Task directions: Using the records that follow, copy every line containing the word "JSON".

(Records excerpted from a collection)
________________________

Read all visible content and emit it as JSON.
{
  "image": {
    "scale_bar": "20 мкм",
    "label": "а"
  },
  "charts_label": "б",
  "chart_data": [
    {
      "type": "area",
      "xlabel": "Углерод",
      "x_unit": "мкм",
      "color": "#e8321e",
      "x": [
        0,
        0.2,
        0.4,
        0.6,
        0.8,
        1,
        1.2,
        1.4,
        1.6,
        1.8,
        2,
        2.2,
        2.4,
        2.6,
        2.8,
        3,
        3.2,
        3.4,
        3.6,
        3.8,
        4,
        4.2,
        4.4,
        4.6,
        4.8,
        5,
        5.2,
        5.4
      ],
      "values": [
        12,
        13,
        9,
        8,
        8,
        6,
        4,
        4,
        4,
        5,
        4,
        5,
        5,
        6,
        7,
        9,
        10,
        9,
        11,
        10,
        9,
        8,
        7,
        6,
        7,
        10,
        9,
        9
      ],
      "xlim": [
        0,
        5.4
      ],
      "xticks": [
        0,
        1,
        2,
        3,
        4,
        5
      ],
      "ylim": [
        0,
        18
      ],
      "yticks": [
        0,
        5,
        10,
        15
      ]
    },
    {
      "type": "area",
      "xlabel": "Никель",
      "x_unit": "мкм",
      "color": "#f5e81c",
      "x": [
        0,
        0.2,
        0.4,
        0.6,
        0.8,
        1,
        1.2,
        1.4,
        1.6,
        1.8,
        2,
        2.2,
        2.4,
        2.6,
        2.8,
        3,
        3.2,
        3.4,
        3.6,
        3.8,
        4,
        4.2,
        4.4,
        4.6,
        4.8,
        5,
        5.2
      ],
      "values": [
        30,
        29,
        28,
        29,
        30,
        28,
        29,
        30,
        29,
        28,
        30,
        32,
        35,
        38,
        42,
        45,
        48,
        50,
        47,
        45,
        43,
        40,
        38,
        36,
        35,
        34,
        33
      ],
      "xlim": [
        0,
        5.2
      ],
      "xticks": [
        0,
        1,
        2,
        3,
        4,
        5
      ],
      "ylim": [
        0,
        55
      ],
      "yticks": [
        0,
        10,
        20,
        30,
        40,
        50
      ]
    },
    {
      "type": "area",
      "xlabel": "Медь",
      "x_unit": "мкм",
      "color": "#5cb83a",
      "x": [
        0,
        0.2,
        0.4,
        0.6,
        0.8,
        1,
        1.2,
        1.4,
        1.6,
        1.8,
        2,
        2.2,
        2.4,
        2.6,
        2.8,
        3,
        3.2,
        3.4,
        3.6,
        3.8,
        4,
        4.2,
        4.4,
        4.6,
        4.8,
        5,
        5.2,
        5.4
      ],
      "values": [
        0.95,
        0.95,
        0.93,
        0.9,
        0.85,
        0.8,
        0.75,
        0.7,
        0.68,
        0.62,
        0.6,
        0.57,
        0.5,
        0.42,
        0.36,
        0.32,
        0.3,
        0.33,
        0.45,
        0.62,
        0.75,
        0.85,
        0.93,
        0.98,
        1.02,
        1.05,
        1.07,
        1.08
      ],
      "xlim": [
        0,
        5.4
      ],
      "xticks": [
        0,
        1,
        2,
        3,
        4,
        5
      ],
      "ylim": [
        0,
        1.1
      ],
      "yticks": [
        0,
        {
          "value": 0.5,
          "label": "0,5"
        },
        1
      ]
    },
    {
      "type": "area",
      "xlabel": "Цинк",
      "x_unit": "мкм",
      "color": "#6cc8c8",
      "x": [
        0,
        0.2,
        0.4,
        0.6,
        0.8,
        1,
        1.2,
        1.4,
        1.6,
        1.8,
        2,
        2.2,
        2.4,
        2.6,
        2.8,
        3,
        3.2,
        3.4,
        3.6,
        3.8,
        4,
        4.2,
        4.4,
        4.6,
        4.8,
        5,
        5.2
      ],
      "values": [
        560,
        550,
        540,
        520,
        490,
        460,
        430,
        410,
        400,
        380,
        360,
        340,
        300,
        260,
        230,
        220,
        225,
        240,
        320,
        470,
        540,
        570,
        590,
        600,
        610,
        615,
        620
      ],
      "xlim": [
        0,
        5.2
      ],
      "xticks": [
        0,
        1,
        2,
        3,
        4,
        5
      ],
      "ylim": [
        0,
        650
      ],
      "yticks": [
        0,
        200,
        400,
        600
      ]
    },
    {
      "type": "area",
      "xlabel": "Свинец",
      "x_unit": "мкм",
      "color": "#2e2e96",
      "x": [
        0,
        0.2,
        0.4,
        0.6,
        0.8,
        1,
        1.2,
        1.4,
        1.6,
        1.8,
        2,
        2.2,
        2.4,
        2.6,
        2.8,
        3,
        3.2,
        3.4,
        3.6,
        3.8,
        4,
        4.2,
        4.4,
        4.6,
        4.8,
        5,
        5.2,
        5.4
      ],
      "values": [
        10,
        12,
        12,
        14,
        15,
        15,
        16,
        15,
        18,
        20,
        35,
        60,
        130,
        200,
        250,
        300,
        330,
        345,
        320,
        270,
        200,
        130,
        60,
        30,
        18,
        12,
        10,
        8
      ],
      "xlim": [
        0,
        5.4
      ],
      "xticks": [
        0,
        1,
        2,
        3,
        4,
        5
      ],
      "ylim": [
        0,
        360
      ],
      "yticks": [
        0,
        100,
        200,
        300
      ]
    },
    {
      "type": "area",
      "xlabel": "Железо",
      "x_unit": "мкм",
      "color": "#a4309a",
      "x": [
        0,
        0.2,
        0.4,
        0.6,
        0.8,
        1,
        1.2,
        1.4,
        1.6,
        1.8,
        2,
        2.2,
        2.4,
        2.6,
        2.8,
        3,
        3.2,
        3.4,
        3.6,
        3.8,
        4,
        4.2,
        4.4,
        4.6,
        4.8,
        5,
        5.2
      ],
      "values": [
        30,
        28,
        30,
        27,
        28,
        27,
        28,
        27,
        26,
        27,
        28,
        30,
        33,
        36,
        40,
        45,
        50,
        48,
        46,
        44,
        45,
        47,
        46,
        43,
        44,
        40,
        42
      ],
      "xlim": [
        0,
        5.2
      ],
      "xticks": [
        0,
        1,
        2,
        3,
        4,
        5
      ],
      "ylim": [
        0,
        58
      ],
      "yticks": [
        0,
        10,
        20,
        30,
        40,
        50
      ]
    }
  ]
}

________________________

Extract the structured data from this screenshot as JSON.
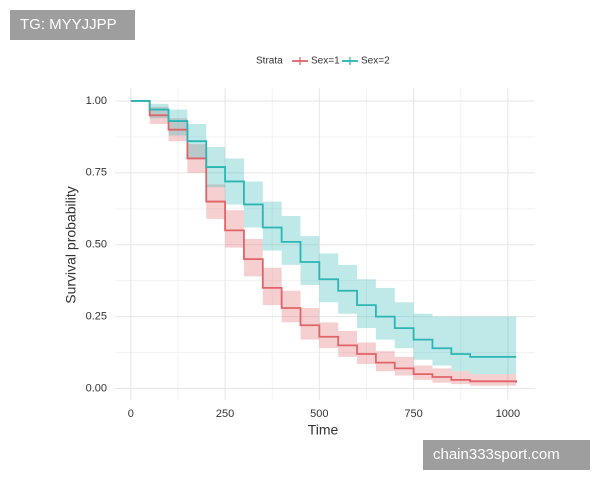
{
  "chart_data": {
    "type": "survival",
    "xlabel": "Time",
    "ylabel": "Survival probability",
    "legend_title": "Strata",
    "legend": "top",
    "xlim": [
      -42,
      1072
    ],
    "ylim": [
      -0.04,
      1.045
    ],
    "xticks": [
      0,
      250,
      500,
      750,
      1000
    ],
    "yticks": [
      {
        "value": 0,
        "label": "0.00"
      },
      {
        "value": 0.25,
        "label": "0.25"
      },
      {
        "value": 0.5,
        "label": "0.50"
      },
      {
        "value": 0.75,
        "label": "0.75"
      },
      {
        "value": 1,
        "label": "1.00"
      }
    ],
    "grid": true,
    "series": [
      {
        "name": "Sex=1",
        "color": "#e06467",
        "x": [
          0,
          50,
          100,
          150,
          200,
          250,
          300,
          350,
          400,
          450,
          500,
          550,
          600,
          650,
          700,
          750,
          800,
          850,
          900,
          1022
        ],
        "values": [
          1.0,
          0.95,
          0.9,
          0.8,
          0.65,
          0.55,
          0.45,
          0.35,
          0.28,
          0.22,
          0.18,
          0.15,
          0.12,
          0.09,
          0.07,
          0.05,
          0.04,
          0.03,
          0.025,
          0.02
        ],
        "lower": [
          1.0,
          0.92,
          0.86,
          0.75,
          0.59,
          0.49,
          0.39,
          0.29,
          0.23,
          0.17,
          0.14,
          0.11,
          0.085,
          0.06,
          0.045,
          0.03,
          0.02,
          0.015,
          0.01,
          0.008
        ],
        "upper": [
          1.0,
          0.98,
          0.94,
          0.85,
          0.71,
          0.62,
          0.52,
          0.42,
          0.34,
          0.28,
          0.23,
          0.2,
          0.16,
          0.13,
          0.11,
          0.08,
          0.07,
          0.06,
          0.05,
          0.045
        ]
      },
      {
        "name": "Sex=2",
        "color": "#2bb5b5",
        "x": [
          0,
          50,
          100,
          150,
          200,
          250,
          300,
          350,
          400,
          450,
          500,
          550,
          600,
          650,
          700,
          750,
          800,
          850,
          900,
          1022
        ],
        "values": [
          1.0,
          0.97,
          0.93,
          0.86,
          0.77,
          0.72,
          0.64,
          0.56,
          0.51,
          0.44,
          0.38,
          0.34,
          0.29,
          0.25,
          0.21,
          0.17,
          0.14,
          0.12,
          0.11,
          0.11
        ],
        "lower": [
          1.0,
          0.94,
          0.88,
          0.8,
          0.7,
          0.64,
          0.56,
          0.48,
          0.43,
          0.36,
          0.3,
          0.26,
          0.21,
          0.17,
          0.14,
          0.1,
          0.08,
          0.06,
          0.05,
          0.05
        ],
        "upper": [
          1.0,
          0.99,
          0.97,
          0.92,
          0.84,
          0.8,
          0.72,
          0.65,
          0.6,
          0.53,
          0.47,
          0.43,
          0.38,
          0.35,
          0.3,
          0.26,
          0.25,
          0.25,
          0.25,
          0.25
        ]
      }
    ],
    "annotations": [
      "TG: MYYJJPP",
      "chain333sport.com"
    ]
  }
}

________________________

Output of the task:
Read all visible content and emit it as JSON.
Extract the structured data from this screenshot as JSON.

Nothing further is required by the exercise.